* Goal of the exercise *
Show only lines that include "Index".

==== Data records

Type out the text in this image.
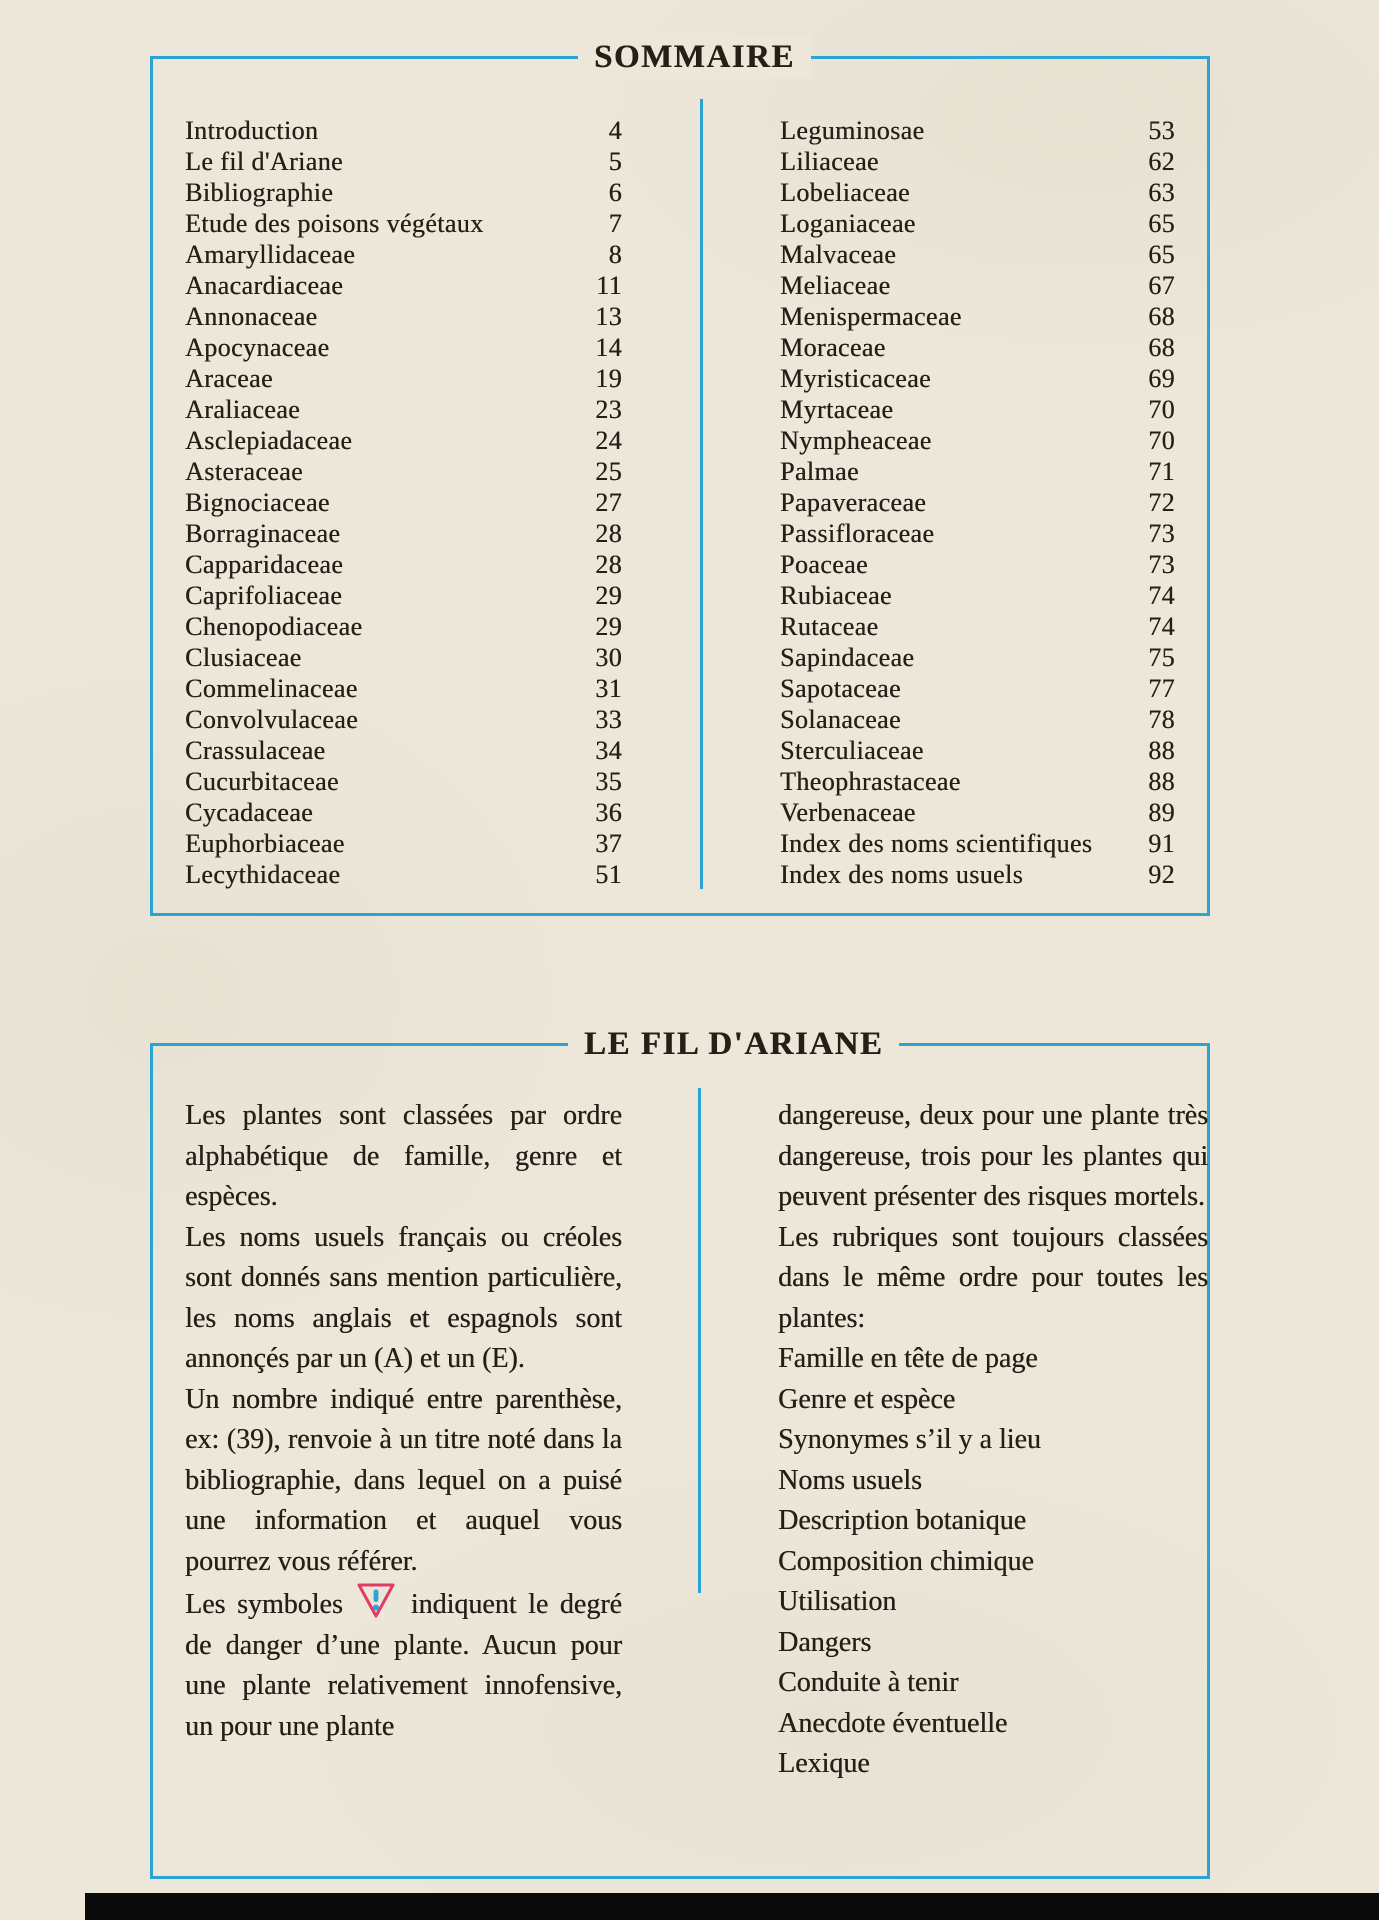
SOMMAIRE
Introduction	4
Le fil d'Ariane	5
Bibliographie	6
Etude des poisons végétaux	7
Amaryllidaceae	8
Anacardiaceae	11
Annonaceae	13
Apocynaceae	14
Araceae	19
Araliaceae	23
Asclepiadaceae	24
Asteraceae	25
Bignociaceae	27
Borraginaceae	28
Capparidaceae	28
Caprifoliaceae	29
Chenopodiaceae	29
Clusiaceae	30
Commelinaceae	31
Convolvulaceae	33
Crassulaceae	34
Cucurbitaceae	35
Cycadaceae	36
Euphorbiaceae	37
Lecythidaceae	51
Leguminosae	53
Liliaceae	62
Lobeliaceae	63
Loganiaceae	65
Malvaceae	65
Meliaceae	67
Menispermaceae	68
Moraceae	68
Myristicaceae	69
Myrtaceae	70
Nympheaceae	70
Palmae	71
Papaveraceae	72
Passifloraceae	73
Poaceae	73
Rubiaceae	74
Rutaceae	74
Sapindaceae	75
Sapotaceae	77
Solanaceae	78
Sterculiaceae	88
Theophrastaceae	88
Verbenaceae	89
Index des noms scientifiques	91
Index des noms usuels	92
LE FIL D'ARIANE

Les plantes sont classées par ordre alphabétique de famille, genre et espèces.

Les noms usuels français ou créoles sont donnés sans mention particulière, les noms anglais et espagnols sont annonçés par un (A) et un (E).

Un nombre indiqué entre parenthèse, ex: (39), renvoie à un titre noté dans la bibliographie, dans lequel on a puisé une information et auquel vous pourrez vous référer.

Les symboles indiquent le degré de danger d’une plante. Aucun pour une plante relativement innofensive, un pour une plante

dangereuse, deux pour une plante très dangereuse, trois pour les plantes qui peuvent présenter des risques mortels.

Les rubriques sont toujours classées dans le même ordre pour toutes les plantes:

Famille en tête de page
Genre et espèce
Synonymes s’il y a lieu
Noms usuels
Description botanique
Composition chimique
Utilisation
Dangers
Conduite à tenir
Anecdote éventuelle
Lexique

========
==== Data records

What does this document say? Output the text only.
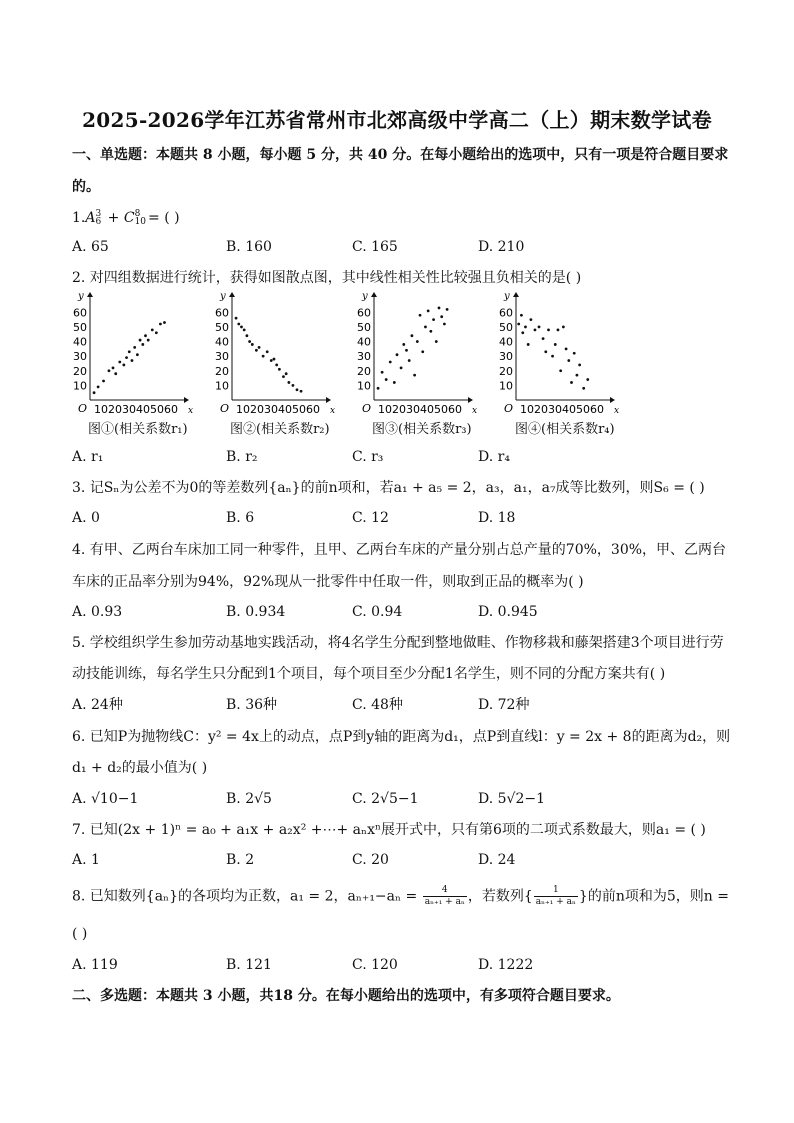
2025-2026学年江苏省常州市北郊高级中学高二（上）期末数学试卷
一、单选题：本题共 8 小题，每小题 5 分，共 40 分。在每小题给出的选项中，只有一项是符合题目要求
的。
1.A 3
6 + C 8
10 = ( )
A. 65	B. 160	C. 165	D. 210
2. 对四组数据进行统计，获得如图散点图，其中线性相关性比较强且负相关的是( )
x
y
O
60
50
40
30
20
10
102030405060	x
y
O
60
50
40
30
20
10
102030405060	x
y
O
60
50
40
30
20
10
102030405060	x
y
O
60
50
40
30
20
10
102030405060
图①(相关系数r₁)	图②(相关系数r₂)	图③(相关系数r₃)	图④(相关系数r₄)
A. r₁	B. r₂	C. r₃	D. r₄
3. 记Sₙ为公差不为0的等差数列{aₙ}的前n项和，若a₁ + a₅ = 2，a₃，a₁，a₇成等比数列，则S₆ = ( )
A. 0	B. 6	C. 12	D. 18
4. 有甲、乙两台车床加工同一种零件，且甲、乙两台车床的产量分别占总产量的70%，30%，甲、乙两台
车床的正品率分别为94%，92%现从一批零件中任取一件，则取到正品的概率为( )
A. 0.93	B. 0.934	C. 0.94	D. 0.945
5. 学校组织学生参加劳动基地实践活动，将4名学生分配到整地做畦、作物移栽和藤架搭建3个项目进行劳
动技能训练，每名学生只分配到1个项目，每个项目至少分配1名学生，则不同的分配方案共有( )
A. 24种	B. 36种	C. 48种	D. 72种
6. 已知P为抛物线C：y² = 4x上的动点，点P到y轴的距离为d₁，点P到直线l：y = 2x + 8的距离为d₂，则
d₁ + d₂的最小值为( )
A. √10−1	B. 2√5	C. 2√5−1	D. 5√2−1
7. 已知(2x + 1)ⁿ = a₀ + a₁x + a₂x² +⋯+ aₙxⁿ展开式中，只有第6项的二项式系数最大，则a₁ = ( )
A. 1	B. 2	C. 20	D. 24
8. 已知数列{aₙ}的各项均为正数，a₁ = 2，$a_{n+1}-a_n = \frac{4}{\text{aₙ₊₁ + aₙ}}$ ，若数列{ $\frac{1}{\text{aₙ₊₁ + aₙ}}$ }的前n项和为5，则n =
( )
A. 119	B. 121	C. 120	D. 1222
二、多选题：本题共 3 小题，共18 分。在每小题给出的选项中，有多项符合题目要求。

========

* Output of the exercise *
Index des noms scientifiques	91
Index des noms usuels	92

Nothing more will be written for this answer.